Stated goal
Please extract every line from the entries below that contains the string "badge".

+ + + +

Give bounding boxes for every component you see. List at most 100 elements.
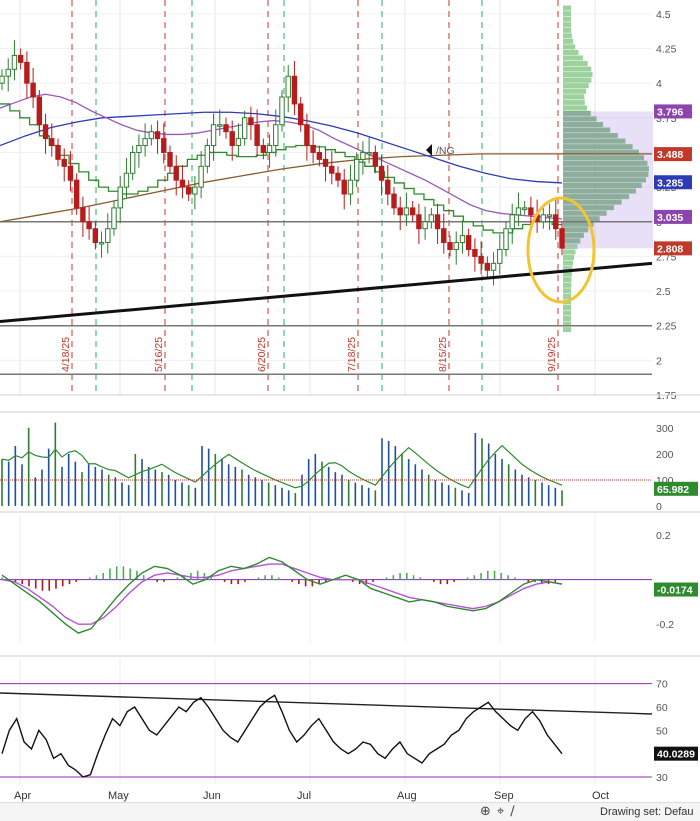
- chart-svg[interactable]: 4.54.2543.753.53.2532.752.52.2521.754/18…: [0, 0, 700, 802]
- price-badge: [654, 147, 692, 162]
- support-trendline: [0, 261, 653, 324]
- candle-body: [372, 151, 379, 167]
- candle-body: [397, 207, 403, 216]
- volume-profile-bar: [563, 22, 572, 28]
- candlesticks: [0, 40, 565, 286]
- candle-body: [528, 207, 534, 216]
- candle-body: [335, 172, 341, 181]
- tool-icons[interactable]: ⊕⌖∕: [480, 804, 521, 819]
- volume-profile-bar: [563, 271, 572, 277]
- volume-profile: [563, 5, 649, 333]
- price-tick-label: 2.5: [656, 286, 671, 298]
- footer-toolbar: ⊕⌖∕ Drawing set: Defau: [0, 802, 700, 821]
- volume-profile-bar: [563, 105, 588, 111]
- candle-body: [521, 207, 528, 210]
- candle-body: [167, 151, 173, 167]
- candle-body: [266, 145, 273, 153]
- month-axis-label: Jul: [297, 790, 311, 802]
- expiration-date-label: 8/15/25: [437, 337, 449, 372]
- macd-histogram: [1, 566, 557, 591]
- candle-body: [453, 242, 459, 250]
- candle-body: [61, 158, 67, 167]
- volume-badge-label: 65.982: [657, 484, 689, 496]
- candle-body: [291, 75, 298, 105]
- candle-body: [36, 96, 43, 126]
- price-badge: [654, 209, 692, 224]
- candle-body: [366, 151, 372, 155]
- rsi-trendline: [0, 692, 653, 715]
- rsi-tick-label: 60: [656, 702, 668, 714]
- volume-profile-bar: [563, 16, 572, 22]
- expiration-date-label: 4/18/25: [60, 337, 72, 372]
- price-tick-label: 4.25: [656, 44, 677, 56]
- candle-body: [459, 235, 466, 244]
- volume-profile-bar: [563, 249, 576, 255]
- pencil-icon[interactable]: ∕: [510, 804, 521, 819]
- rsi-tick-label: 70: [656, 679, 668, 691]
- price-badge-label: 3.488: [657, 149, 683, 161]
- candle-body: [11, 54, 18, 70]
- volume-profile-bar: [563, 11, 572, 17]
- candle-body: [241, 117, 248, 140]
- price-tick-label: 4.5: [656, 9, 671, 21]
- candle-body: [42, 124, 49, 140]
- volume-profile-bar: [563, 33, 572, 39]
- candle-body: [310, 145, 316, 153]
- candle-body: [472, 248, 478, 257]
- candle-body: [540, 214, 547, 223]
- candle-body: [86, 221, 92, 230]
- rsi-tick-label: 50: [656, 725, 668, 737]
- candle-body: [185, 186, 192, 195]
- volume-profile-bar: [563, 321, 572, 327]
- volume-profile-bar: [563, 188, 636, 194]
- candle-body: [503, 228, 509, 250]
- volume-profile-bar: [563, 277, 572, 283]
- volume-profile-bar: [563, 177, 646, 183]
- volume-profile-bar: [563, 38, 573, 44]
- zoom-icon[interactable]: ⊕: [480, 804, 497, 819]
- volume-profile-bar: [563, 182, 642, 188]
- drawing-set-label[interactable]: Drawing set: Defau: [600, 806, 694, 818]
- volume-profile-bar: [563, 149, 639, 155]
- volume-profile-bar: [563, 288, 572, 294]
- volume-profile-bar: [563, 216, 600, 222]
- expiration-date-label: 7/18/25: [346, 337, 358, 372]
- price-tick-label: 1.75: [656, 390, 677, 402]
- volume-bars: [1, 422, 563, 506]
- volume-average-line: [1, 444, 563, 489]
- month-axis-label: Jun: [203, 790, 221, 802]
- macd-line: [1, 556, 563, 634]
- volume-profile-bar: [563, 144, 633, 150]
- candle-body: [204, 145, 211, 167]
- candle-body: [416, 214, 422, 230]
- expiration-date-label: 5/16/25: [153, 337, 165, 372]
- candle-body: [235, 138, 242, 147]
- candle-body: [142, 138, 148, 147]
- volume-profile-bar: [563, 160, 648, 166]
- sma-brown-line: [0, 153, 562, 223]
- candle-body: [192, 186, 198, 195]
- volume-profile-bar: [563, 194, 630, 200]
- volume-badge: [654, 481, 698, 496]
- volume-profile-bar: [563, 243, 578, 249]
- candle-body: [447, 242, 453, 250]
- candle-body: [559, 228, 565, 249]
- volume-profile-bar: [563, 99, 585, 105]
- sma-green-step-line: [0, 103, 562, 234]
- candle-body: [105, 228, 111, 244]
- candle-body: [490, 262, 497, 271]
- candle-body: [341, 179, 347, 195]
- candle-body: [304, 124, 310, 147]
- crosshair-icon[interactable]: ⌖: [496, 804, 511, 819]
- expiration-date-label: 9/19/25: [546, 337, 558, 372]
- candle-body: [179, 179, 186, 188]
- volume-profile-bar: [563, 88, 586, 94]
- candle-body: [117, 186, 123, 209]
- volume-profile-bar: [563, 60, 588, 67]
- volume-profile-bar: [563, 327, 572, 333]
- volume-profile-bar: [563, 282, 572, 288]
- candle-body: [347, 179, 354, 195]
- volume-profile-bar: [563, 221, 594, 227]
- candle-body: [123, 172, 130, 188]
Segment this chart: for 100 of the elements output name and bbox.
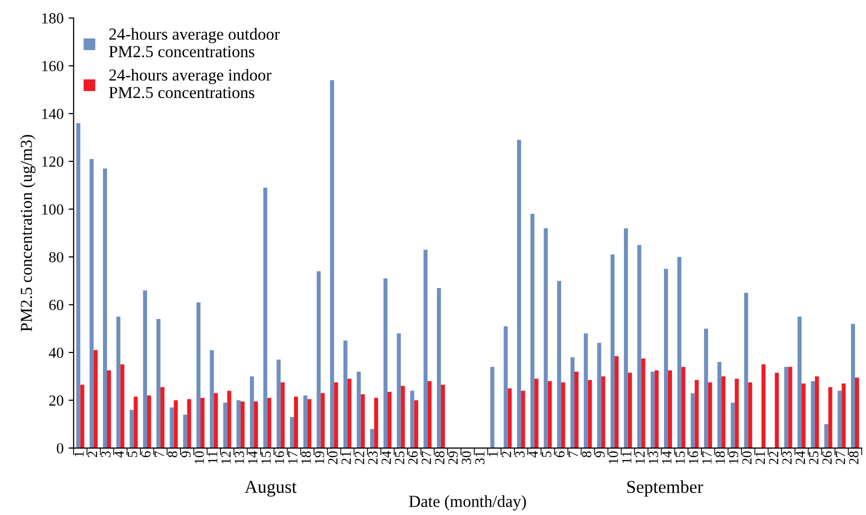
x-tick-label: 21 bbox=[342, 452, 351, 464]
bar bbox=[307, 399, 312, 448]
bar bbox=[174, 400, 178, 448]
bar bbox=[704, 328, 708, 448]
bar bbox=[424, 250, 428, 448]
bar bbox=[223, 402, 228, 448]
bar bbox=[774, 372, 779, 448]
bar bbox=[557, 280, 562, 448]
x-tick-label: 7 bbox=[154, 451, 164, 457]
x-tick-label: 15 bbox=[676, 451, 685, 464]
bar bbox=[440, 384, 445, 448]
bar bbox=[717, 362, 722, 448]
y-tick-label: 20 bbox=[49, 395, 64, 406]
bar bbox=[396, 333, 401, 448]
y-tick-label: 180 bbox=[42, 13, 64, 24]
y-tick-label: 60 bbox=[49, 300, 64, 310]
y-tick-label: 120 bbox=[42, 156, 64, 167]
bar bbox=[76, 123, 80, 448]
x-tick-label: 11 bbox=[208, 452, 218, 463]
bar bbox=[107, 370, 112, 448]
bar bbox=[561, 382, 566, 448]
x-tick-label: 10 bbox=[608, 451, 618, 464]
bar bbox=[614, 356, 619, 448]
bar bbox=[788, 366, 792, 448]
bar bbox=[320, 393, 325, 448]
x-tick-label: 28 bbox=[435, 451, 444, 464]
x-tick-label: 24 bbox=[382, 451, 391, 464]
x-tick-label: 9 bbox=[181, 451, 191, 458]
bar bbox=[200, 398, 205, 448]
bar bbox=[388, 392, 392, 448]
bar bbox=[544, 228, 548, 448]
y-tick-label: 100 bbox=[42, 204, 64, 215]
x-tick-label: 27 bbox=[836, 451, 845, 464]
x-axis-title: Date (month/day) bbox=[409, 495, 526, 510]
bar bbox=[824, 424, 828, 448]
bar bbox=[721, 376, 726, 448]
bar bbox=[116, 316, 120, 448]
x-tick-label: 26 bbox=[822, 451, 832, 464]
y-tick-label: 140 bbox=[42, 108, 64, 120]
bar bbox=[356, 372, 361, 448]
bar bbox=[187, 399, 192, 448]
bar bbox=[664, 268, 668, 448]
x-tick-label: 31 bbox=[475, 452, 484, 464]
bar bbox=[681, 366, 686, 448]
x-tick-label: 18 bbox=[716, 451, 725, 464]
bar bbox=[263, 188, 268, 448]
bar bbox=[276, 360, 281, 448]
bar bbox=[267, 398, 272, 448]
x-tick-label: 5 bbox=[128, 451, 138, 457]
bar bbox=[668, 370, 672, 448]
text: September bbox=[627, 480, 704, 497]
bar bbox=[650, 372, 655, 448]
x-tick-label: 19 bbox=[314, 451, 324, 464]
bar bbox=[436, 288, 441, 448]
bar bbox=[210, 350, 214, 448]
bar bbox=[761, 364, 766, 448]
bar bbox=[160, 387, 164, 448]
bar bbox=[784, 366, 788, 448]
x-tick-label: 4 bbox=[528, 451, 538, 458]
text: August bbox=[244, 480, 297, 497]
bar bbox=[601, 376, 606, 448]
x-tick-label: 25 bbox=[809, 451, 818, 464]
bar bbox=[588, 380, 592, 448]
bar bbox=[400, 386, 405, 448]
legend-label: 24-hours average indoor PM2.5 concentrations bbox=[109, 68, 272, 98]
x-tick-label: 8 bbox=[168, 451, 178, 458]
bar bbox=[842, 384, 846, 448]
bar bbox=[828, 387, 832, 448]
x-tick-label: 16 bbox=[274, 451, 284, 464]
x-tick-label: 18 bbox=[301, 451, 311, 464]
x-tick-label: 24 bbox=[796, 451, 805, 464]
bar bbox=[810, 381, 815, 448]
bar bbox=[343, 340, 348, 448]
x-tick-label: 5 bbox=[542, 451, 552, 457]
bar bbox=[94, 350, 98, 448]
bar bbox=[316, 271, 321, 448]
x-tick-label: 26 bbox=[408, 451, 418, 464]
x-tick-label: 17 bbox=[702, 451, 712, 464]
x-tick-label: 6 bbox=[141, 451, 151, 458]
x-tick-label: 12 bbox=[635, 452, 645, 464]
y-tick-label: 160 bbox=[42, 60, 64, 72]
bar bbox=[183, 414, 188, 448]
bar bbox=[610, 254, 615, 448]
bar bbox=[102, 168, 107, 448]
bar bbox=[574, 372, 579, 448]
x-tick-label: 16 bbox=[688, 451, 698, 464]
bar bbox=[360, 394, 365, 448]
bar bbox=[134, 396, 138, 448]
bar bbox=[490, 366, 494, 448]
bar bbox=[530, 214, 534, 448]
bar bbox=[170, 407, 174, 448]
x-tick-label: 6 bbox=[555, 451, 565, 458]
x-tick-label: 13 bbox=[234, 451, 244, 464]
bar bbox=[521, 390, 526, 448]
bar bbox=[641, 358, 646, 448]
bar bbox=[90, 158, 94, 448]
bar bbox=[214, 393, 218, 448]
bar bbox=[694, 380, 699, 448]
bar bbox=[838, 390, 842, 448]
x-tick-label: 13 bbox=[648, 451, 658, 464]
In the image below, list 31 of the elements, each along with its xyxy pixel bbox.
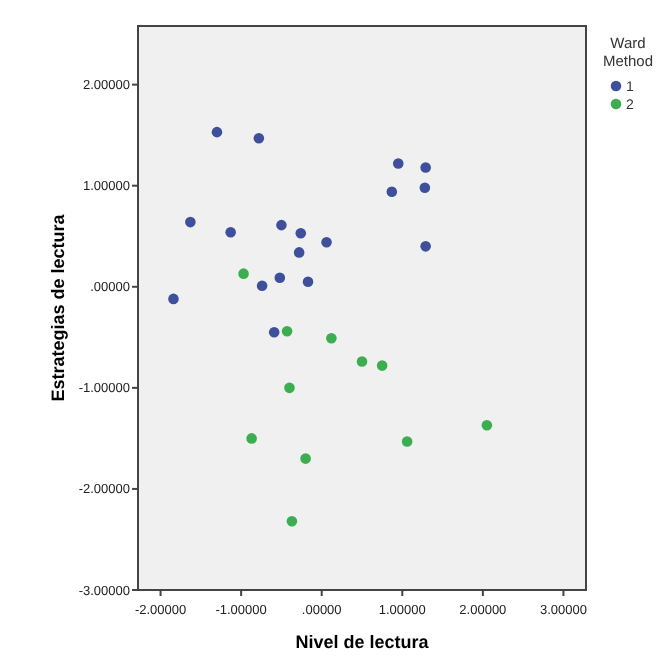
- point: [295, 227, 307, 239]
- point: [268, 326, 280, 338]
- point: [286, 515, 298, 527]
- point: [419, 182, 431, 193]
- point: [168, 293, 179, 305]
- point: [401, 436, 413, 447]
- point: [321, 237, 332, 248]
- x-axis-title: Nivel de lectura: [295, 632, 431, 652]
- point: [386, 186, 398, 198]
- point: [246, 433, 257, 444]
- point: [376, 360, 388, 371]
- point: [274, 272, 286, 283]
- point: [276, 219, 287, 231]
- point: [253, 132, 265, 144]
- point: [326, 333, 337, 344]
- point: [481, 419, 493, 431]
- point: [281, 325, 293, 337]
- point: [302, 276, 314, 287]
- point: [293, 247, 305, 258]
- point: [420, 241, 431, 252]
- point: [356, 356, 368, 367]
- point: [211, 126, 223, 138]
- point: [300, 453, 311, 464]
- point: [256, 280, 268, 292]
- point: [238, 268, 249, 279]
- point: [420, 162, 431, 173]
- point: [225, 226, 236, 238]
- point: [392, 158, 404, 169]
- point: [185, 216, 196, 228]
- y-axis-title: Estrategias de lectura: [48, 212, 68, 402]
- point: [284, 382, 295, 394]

+ + + +

Response
- price-badge: [654, 147, 692, 162]
- volume-badge-label: 65.982: [657, 484, 689, 496]
- price-badge: [654, 209, 692, 224]
- price-badge-label: 3.488: [657, 149, 683, 161]
- volume-badge: [654, 481, 698, 496]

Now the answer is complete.